DESCRIPTION OF THE TASK — Report all lines holding "rounded".

RECORDS TO USE —
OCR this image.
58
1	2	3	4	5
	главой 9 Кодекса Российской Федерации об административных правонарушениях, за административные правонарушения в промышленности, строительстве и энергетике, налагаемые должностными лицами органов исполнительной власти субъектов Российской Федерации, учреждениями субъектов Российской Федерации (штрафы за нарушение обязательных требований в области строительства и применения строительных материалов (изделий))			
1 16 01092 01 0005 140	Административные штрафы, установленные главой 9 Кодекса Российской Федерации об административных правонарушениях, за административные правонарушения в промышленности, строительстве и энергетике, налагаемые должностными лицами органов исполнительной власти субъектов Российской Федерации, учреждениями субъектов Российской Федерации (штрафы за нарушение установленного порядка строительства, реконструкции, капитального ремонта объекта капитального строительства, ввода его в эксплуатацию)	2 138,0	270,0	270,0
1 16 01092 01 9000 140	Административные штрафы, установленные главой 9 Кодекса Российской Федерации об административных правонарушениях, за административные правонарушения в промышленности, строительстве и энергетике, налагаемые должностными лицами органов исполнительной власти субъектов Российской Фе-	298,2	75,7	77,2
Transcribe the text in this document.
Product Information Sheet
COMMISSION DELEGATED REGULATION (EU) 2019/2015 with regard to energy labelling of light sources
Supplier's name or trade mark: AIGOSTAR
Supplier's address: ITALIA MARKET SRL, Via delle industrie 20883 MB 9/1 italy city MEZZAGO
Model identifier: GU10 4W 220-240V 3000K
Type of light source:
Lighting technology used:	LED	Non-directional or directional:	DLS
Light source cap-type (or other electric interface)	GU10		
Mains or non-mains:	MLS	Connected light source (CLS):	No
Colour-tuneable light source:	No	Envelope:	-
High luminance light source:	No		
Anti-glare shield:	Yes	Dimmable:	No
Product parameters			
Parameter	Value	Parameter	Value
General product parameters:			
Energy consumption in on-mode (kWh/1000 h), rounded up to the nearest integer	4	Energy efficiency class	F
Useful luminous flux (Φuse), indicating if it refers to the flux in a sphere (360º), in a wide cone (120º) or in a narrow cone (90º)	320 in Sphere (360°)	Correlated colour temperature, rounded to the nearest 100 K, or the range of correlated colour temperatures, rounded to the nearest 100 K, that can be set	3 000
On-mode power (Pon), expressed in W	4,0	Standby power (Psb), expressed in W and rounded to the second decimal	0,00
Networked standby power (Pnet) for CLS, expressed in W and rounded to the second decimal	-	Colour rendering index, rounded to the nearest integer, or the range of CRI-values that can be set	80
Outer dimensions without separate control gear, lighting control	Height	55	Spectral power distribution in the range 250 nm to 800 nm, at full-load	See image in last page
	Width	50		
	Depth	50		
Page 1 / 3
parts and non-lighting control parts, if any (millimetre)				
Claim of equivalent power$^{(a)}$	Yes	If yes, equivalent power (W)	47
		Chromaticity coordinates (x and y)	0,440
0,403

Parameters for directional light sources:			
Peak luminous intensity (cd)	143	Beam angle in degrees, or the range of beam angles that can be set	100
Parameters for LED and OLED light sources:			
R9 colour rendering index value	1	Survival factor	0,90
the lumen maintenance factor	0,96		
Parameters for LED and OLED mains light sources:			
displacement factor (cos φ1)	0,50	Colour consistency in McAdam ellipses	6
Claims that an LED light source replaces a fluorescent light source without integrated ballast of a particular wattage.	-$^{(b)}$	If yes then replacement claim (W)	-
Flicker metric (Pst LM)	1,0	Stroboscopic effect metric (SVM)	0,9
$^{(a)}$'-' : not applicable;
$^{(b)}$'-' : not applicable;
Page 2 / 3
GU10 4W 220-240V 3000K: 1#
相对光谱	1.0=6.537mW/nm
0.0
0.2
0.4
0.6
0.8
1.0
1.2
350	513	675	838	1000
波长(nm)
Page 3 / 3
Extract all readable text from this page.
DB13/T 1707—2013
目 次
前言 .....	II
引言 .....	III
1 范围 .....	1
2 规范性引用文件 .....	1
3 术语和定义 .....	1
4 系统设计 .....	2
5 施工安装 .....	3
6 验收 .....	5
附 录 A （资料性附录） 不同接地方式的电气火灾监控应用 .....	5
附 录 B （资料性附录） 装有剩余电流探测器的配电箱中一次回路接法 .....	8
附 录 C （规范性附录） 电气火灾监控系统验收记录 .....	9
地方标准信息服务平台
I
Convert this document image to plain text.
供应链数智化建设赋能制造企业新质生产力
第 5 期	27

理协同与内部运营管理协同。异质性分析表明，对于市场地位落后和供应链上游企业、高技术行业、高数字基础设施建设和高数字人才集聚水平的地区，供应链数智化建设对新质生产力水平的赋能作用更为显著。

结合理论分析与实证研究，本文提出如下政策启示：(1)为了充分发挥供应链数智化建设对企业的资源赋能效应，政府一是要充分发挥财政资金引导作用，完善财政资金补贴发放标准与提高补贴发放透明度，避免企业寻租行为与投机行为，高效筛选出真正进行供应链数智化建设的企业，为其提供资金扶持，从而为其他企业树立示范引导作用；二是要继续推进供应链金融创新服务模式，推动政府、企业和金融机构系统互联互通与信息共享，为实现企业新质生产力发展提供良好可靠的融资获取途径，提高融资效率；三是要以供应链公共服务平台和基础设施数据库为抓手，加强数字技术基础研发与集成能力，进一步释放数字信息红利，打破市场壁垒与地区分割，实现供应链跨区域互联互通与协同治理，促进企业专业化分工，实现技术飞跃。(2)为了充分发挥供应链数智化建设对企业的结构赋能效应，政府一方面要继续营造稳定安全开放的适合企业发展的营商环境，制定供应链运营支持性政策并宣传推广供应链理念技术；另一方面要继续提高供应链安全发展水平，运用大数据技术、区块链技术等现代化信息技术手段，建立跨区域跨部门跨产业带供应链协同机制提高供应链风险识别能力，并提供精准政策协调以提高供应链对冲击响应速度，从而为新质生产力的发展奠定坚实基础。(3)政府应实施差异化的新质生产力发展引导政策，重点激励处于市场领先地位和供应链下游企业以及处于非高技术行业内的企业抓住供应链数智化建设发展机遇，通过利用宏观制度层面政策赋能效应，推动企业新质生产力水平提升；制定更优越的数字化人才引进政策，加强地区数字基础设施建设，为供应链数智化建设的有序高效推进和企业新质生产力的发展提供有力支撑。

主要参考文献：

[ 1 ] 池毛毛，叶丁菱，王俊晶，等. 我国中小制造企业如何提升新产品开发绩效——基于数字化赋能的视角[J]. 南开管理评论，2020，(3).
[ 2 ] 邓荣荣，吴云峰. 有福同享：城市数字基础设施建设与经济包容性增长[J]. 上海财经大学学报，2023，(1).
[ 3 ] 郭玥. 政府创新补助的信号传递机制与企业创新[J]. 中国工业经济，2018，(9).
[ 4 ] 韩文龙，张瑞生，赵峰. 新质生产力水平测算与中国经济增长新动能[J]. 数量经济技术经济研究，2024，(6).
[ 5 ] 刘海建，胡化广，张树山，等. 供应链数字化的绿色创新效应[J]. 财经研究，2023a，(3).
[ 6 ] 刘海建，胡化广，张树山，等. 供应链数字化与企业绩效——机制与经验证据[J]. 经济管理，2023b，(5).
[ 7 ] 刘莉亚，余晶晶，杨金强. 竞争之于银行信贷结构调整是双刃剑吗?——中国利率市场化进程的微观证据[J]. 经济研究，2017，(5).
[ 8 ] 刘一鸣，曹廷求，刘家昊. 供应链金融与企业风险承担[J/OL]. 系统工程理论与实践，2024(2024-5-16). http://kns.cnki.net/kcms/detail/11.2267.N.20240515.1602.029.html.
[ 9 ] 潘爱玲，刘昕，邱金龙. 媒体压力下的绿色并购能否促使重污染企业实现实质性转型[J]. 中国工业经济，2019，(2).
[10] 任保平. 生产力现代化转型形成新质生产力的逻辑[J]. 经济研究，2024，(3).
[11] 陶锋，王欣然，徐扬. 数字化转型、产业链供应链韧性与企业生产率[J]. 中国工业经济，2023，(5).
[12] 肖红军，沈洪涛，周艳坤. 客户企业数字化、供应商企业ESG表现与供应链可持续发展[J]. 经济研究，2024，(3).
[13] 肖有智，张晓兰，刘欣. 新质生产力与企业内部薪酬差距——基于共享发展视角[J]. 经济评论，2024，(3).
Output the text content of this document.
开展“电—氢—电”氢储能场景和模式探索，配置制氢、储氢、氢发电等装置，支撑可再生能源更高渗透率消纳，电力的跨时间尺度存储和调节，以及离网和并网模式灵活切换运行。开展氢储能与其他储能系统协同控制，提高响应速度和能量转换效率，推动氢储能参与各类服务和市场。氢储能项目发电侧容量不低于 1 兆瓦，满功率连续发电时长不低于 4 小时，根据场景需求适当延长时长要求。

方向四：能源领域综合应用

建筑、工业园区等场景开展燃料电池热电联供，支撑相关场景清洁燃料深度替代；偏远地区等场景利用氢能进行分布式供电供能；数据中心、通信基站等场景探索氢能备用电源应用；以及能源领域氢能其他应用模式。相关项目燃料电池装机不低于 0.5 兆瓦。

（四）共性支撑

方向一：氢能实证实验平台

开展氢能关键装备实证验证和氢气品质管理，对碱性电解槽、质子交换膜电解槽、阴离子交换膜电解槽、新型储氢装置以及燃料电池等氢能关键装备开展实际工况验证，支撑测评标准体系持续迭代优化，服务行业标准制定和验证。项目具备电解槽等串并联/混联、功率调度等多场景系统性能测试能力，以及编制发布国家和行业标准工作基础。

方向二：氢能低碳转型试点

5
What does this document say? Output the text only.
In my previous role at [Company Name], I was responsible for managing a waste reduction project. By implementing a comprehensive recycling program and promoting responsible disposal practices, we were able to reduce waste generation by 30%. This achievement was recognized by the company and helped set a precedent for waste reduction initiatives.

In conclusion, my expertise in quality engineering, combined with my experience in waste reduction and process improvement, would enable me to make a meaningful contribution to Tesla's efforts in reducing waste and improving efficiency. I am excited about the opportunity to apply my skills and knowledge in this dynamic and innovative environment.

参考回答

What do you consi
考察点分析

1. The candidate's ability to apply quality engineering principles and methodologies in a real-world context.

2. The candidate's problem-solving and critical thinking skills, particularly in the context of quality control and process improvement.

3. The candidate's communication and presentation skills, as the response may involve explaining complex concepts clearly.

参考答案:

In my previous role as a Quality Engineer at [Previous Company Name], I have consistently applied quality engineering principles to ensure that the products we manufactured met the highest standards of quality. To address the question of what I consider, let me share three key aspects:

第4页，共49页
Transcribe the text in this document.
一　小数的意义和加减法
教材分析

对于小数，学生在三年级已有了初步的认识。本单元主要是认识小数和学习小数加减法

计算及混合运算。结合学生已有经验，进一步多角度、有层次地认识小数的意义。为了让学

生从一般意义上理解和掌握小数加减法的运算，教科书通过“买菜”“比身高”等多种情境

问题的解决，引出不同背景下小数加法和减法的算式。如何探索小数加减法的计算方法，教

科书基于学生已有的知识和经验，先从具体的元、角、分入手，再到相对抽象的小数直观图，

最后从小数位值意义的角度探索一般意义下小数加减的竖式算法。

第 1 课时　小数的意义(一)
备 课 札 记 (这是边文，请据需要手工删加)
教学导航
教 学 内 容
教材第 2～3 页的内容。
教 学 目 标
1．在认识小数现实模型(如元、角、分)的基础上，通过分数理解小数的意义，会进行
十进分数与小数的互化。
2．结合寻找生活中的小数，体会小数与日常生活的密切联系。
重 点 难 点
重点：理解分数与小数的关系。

FINISHED ANSWER —
Energy consumption in on-mode (kWh/1000 h), rounded up to the nearest integer	4	Energy efficiency class	F
Useful luminous flux (Φuse), indicating if it refers to the flux in a sphere (360º), in a wide cone (120º) or in a narrow cone (90º)	320 in Sphere (360°)	Correlated colour temperature, rounded to the nearest 100 K, or the range of correlated colour temperatures, rounded to the nearest 100 K, that can be set	3 000
On-mode power (Pon), expressed in W	4,0	Standby power (Psb), expressed in W and rounded to the second decimal	0,00
Networked standby power (Pnet) for CLS, expressed in W and rounded to the second decimal	-	Colour rendering index, rounded to the nearest integer, or the range of CRI-values that can be set	80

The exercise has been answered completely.